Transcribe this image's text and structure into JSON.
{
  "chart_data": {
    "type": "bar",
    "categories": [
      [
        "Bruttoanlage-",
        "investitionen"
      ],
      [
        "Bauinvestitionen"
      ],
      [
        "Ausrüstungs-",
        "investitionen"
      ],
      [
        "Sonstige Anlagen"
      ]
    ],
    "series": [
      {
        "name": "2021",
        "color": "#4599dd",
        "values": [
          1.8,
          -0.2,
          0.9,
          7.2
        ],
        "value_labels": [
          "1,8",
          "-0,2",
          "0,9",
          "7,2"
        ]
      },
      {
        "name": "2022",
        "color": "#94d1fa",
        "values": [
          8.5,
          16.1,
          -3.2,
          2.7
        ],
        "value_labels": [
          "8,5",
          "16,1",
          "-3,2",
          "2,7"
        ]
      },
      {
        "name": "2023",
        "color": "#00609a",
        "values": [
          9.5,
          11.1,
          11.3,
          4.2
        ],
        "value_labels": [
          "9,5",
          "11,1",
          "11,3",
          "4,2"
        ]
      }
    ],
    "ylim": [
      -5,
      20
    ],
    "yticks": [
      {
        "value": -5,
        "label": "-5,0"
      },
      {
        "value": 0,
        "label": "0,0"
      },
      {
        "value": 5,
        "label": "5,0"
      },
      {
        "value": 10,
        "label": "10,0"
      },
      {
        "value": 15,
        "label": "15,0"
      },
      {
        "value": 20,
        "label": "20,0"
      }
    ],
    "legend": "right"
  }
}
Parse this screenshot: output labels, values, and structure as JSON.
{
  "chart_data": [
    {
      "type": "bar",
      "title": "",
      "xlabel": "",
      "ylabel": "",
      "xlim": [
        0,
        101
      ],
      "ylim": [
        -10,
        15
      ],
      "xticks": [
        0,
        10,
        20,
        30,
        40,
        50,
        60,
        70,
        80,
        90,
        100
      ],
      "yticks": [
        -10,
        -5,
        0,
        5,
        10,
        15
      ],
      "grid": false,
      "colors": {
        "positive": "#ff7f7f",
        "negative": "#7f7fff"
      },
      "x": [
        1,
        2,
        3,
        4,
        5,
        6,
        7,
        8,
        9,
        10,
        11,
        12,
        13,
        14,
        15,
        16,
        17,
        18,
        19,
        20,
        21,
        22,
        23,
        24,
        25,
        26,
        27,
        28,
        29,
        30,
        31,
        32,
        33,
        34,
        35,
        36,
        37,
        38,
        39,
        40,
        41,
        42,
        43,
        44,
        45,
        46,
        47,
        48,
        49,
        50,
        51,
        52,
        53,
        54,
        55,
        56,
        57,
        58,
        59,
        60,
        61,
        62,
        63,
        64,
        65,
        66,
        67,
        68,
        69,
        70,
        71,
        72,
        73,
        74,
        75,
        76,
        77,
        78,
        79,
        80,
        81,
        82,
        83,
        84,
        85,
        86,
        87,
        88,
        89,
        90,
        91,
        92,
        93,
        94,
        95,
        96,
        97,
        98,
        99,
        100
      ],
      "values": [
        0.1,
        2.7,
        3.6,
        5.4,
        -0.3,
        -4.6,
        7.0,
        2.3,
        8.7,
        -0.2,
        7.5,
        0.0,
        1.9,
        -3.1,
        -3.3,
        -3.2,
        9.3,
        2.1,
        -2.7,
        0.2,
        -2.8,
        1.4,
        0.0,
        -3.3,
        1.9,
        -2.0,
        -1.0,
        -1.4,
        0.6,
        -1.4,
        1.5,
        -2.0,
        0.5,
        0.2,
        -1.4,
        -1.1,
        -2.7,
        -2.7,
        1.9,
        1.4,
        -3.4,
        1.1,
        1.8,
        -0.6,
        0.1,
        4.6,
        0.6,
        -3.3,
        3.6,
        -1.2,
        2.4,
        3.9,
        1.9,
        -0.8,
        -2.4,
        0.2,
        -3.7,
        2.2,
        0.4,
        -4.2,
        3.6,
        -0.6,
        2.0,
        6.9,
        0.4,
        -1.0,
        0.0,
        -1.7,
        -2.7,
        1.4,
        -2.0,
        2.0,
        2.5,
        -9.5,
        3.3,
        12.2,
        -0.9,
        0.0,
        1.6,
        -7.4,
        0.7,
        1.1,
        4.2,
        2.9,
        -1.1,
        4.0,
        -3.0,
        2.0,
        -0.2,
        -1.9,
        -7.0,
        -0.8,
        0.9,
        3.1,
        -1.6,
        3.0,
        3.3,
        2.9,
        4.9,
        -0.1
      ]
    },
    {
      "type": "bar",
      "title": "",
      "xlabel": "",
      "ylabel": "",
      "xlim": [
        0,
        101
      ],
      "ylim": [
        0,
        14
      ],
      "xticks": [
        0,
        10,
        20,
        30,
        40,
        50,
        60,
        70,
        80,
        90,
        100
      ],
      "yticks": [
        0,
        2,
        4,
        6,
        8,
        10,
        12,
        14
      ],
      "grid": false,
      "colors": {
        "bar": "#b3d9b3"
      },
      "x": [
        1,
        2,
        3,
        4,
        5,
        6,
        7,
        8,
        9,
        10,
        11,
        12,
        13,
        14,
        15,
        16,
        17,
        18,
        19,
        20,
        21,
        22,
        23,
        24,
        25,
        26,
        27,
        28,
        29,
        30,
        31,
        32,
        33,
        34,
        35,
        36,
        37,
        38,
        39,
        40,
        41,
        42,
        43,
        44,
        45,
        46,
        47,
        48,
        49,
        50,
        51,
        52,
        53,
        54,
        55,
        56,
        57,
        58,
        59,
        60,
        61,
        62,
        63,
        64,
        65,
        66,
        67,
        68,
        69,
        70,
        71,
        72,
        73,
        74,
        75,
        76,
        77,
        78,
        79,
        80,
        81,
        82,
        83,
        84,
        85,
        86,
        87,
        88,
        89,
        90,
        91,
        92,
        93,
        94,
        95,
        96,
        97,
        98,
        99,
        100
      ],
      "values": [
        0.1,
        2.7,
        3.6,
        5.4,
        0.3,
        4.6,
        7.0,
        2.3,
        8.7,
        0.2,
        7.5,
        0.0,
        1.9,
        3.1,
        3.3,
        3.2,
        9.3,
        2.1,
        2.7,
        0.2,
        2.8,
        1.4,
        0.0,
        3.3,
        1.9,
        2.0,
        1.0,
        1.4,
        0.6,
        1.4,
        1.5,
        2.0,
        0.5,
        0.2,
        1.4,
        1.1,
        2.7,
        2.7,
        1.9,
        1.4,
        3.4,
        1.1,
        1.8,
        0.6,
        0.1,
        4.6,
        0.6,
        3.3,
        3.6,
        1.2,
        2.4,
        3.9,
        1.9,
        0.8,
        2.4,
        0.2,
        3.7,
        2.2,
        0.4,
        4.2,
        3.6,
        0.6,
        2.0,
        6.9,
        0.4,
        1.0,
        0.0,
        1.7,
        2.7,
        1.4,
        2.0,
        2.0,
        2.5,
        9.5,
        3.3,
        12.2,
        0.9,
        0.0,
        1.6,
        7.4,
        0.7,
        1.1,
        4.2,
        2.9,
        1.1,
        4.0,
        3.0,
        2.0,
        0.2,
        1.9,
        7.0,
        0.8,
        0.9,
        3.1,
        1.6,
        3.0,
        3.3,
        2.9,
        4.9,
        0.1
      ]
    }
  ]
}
--*--
Task prompt.
Would you restate each of the entries word for word?

Written solution.
Transcribe this image's text and structure into JSON.
{
  "chart_data": {
    "type": "bar",
    "categories": [
      [
        "Bruttoanlage-",
        "investitionen"
      ],
      [
        "Bauinvestitionen"
      ],
      [
        "Ausrüstungs-",
        "investitionen"
      ],
      [
        "Sonstige Anlagen"
      ]
    ],
    "series": [
      {
        "name": "2021",
        "color": "#4599dd",
        "values": [
          1.8,
          -0.2,
          0.9,
          7.2
        ],
        "value_labels": [
          "1,8",
          "-0,2",
          "0,9",
          "7,2"
        ]
      },
      {
        "name": "2022",
        "color": "#94d1fa",
        "values": [
          8.5,
          16.1,
          -3.2,
          2.7
        ],
        "value_labels": [
          "8,5",
          "16,1",
          "-3,2",
          "2,7"
        ]
      },
      {
        "name": "2023",
        "color": "#00609a",
        "values": [
          9.5,
          11.1,
          11.3,
          4.2
        ],
        "value_labels": [
          "9,5",
          "11,1",
          "11,3",
          "4,2"
        ]
      }
    ],
    "ylim": [
      -5,
      20
    ],
    "yticks": [
      {
        "value": -5,
        "label": "-5,0"
      },
      {
        "value": 0,
        "label": "0,0"
      },
      {
        "value": 5,
        "label": "5,0"
      },
      {
        "value": 10,
        "label": "10,0"
      },
      {
        "value": 15,
        "label": "15,0"
      },
      {
        "value": 20,
        "label": "20,0"
      }
    ],
    "legend": "right"
  }
}
Parse this screenshot: output labels, values, and structure as JSON.
{
  "chart_data": [
    {
      "type": "bar",
      "title": "",
      "xlabel": "",
      "ylabel": "",
      "xlim": [
        0,
        101
      ],
      "ylim": [
        -10,
        15
      ],
      "xticks": [
        0,
        10,
        20,
        30,
        40,
        50,
        60,
        70,
        80,
        90,
        100
      ],
      "yticks": [
        -10,
        -5,
        0,
        5,
        10,
        15
      ],
      "grid": false,
      "colors": {
        "positive": "#ff7f7f",
        "negative": "#7f7fff"
      },
      "x": [
        1,
        2,
        3,
        4,
        5,
        6,
        7,
        8,
        9,
        10,
        11,
        12,
        13,
        14,
        15,
        16,
        17,
        18,
        19,
        20,
        21,
        22,
        23,
        24,
        25,
        26,
        27,
        28,
        29,
        30,
        31,
        32,
        33,
        34,
        35,
        36,
        37,
        38,
        39,
        40,
        41,
        42,
        43,
        44,
        45,
        46,
        47,
        48,
        49,
        50,
        51,
        52,
        53,
        54,
        55,
        56,
        57,
        58,
        59,
        60,
        61,
        62,
        63,
        64,
        65,
        66,
        67,
        68,
        69,
        70,
        71,
        72,
        73,
        74,
        75,
        76,
        77,
        78,
        79,
        80,
        81,
        82,
        83,
        84,
        85,
        86,
        87,
        88,
        89,
        90,
        91,
        92,
        93,
        94,
        95,
        96,
        97,
        98,
        99,
        100
      ],
      "values": [
        0.1,
        2.7,
        3.6,
        5.4,
        -0.3,
        -4.6,
        7.0,
        2.3,
        8.7,
        -0.2,
        7.5,
        0.0,
        1.9,
        -3.1,
        -3.3,
        -3.2,
        9.3,
        2.1,
        -2.7,
        0.2,
        -2.8,
        1.4,
        0.0,
        -3.3,
        1.9,
        -2.0,
        -1.0,
        -1.4,
        0.6,
        -1.4,
        1.5,
        -2.0,
        0.5,
        0.2,
        -1.4,
        -1.1,
        -2.7,
        -2.7,
        1.9,
        1.4,
        -3.4,
        1.1,
        1.8,
        -0.6,
        0.1,
        4.6,
        0.6,
        -3.3,
        3.6,
        -1.2,
        2.4,
        3.9,
        1.9,
        -0.8,
        -2.4,
        0.2,
        -3.7,
        2.2,
        0.4,
        -4.2,
        3.6,
        -0.6,
        2.0,
        6.9,
        0.4,
        -1.0,
        0.0,
        -1.7,
        -2.7,
        1.4,
        -2.0,
        2.0,
        2.5,
        -9.5,
        3.3,
        12.2,
        -0.9,
        0.0,
        1.6,
        -7.4,
        0.7,
        1.1,
        4.2,
        2.9,
        -1.1,
        4.0,
        -3.0,
        2.0,
        -0.2,
        -1.9,
        -7.0,
        -0.8,
        0.9,
        3.1,
        -1.6,
        3.0,
        3.3,
        2.9,
        4.9,
        -0.1
      ]
    },
    {
      "type": "bar",
      "title": "",
      "xlabel": "",
      "ylabel": "",
      "xlim": [
        0,
        101
      ],
      "ylim": [
        0,
        14
      ],
      "xticks": [
        0,
        10,
        20,
        30,
        40,
        50,
        60,
        70,
        80,
        90,
        100
      ],
      "yticks": [
        0,
        2,
        4,
        6,
        8,
        10,
        12,
        14
      ],
      "grid": false,
      "colors": {
        "bar": "#b3d9b3"
      },
      "x": [
        1,
        2,
        3,
        4,
        5,
        6,
        7,
        8,
        9,
        10,
        11,
        12,
        13,
        14,
        15,
        16,
        17,
        18,
        19,
        20,
        21,
        22,
        23,
        24,
        25,
        26,
        27,
        28,
        29,
        30,
        31,
        32,
        33,
        34,
        35,
        36,
        37,
        38,
        39,
        40,
        41,
        42,
        43,
        44,
        45,
        46,
        47,
        48,
        49,
        50,
        51,
        52,
        53,
        54,
        55,
        56,
        57,
        58,
        59,
        60,
        61,
        62,
        63,
        64,
        65,
        66,
        67,
        68,
        69,
        70,
        71,
        72,
        73,
        74,
        75,
        76,
        77,
        78,
        79,
        80,
        81,
        82,
        83,
        84,
        85,
        86,
        87,
        88,
        89,
        90,
        91,
        92,
        93,
        94,
        95,
        96,
        97,
        98,
        99,
        100
      ],
      "values": [
        0.1,
        2.7,
        3.6,
        5.4,
        0.3,
        4.6,
        7.0,
        2.3,
        8.7,
        0.2,
        7.5,
        0.0,
        1.9,
        3.1,
        3.3,
        3.2,
        9.3,
        2.1,
        2.7,
        0.2,
        2.8,
        1.4,
        0.0,
        3.3,
        1.9,
        2.0,
        1.0,
        1.4,
        0.6,
        1.4,
        1.5,
        2.0,
        0.5,
        0.2,
        1.4,
        1.1,
        2.7,
        2.7,
        1.9,
        1.4,
        3.4,
        1.1,
        1.8,
        0.6,
        0.1,
        4.6,
        0.6,
        3.3,
        3.6,
        1.2,
        2.4,
        3.9,
        1.9,
        0.8,
        2.4,
        0.2,
        3.7,
        2.2,
        0.4,
        4.2,
        3.6,
        0.6,
        2.0,
        6.9,
        0.4,
        1.0,
        0.0,
        1.7,
        2.7,
        1.4,
        2.0,
        2.0,
        2.5,
        9.5,
        3.3,
        12.2,
        0.9,
        0.0,
        1.6,
        7.4,
        0.7,
        1.1,
        4.2,
        2.9,
        1.1,
        4.0,
        3.0,
        2.0,
        0.2,
        1.9,
        7.0,
        0.8,
        0.9,
        3.1,
        1.6,
        3.0,
        3.3,
        2.9,
        4.9,
        0.1
      ]
    }
  ]
}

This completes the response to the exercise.